** SET PROBLEM **
Update the lines from the one with "Patent image size: (1419, 995)." up to and including the one with "The reflecting surface 54A is at (1246, 610).", putting "incoming optical systems" in place of "incident optical systems" and leaving everything else the same. Give back only those lines.

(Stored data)
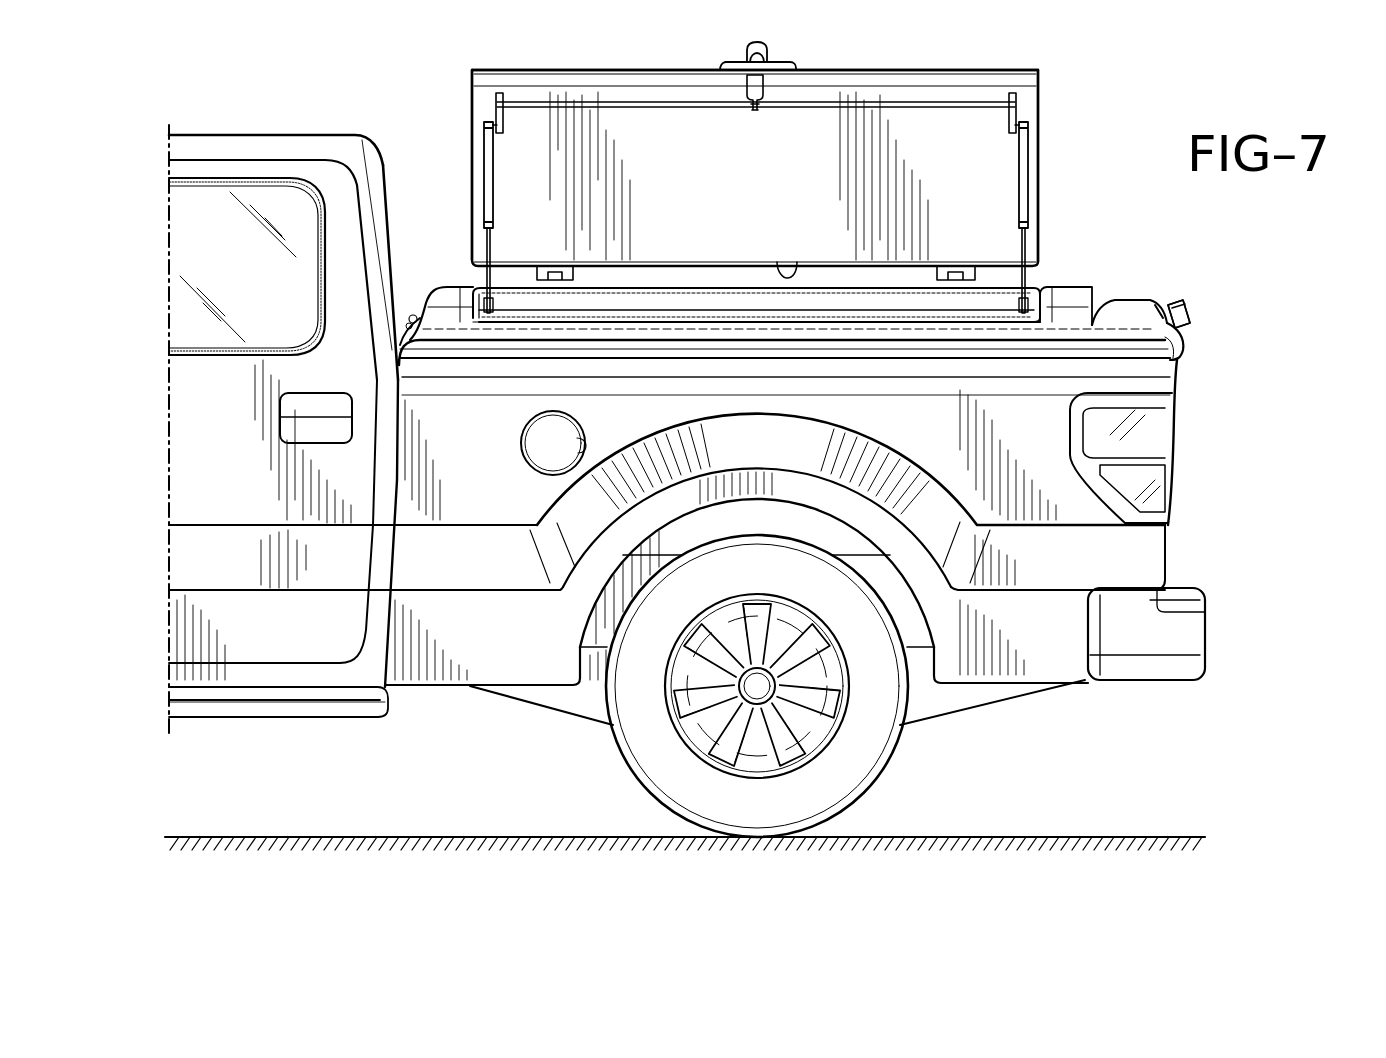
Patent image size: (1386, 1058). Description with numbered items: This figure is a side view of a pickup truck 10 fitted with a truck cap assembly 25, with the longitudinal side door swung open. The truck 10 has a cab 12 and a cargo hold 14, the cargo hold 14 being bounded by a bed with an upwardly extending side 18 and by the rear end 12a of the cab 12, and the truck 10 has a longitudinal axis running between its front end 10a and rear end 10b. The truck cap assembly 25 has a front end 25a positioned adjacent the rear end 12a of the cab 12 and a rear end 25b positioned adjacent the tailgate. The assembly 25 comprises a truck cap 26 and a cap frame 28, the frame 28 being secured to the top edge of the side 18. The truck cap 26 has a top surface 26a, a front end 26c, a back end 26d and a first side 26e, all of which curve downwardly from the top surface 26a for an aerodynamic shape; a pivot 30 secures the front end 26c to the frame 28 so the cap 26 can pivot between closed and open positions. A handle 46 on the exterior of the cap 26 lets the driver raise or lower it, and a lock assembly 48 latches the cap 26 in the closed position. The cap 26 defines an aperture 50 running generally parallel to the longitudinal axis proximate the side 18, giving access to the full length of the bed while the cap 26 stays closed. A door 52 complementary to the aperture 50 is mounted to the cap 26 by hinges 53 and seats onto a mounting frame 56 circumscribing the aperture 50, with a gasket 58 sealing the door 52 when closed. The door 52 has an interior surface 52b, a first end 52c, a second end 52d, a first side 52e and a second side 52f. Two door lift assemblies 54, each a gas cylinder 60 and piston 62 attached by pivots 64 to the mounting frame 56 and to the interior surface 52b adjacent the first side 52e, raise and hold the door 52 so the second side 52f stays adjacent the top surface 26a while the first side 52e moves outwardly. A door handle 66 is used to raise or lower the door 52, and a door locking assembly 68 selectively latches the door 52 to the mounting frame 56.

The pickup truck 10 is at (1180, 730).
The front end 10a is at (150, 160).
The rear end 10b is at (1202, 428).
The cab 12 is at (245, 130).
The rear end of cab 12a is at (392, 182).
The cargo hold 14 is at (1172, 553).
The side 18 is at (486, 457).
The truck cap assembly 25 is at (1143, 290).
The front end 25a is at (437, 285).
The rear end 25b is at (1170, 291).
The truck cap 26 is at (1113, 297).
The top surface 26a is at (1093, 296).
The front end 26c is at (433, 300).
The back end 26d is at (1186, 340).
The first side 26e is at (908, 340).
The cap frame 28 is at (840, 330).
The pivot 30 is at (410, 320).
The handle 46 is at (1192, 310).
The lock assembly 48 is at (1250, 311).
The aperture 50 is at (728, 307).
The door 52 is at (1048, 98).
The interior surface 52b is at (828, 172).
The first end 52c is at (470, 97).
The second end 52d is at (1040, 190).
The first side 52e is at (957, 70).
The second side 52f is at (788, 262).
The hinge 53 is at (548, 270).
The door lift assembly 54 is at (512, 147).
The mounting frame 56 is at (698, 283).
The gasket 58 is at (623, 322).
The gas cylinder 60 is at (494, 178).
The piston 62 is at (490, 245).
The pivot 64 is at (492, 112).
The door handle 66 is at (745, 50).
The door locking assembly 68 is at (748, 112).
* * *
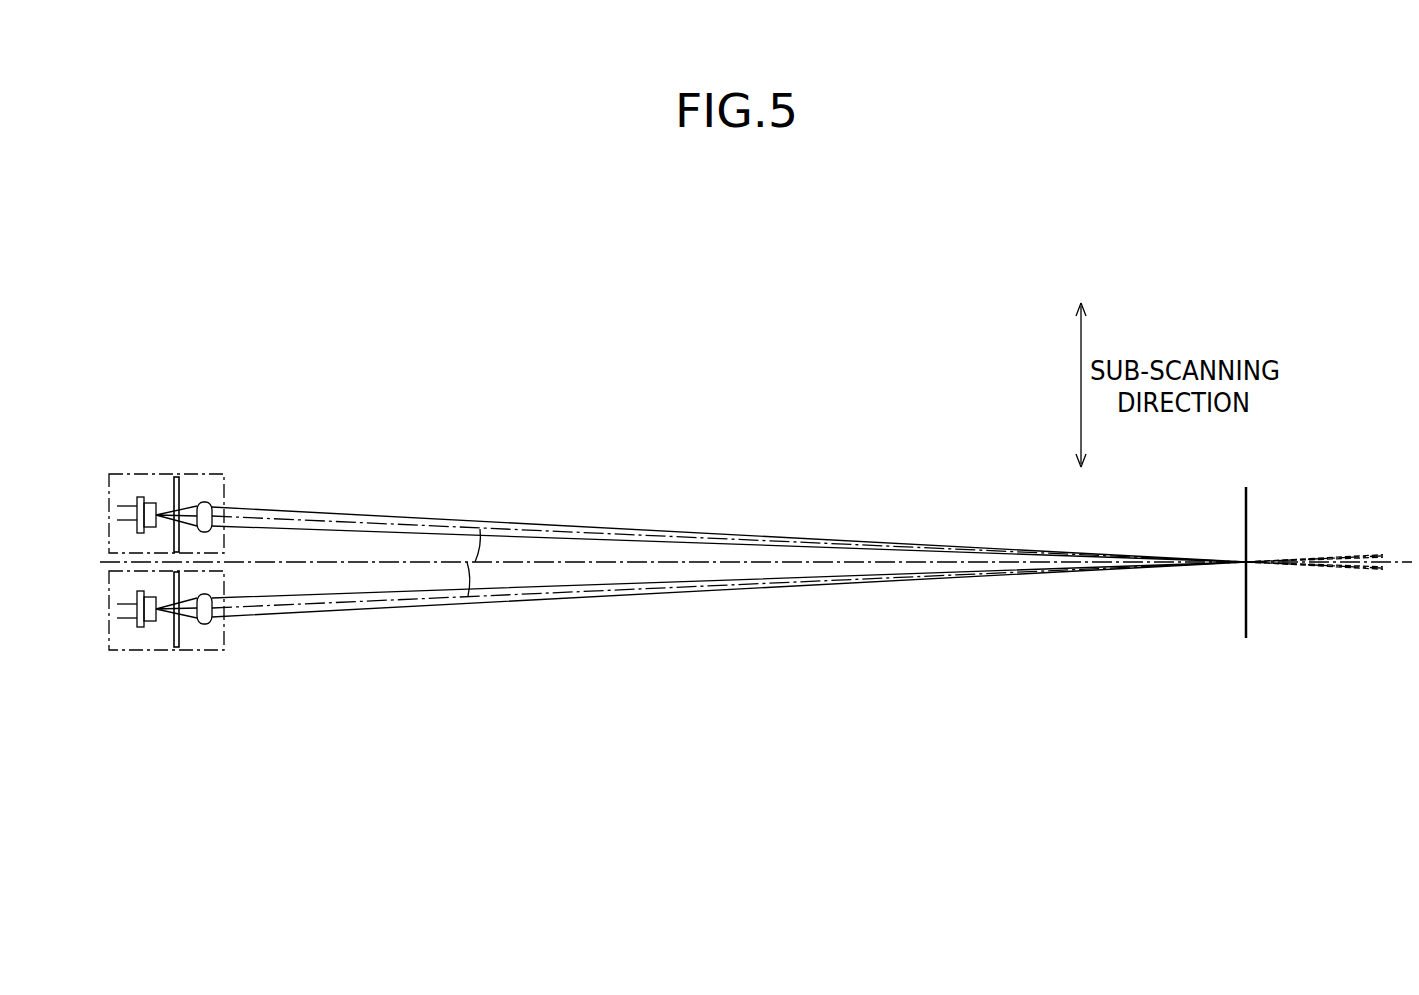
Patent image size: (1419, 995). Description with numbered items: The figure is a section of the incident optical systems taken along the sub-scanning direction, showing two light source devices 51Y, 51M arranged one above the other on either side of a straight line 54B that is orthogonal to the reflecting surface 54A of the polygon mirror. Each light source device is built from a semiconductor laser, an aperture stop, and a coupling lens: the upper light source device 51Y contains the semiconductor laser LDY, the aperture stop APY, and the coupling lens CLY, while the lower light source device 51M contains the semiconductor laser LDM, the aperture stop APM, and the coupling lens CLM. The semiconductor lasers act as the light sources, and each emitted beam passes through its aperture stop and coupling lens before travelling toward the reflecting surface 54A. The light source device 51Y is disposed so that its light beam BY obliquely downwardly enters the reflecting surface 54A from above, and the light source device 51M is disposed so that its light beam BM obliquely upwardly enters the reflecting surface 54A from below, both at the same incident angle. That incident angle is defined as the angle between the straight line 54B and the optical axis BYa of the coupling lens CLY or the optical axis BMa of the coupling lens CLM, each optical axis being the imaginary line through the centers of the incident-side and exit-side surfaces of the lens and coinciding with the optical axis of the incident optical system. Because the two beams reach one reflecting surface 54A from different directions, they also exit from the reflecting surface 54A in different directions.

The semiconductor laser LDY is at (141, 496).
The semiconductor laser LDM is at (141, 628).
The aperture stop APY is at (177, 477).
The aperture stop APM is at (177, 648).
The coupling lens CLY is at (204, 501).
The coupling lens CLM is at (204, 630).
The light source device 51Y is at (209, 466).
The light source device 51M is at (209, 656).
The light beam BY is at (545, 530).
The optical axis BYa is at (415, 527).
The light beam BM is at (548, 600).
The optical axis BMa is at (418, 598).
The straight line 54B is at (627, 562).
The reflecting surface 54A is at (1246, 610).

** RESULT FOR THIS TASK **
Patent image size: (1419, 995). Description with numbered items: The figure is a section of the incoming optical systems taken along the sub-scanning direction, showing two light source devices 51Y, 51M arranged one above the other on either side of a straight line 54B that is orthogonal to the reflecting surface 54A of the polygon mirror. Each light source device is built from a semiconductor laser, an aperture stop, and a coupling lens: the upper light source device 51Y contains the semiconductor laser LDY, the aperture stop APY, and the coupling lens CLY, while the lower light source device 51M contains the semiconductor laser LDM, the aperture stop APM, and the coupling lens CLM. The semiconductor lasers act as the light sources, and each emitted beam passes through its aperture stop and coupling lens before travelling toward the reflecting surface 54A. The light source device 51Y is disposed so that its light beam BY obliquely downwardly enters the reflecting surface 54A from above, and the light source device 51M is disposed so that its light beam BM obliquely upwardly enters the reflecting surface 54A from below, both at the same incident angle. That incident angle is defined as the angle between the straight line 54B and the optical axis BYa of the coupling lens CLY or the optical axis BMa of the coupling lens CLM, each optical axis being the imaginary line through the centers of the incident-side and exit-side surfaces of the lens and coinciding with the optical axis of the incident optical system. Because the two beams reach one reflecting surface 54A from different directions, they also exit from the reflecting surface 54A in different directions.

The semiconductor laser LDY is at (141, 496).
The semiconductor laser LDM is at (141, 628).
The aperture stop APY is at (177, 477).
The aperture stop APM is at (177, 648).
The coupling lens CLY is at (204, 501).
The coupling lens CLM is at (204, 630).
The light source device 51Y is at (209, 466).
The light source device 51M is at (209, 656).
The light beam BY is at (545, 530).
The optical axis BYa is at (415, 527).
The light beam BM is at (548, 600).
The optical axis BMa is at (418, 598).
The straight line 54B is at (627, 562).
The reflecting surface 54A is at (1246, 610).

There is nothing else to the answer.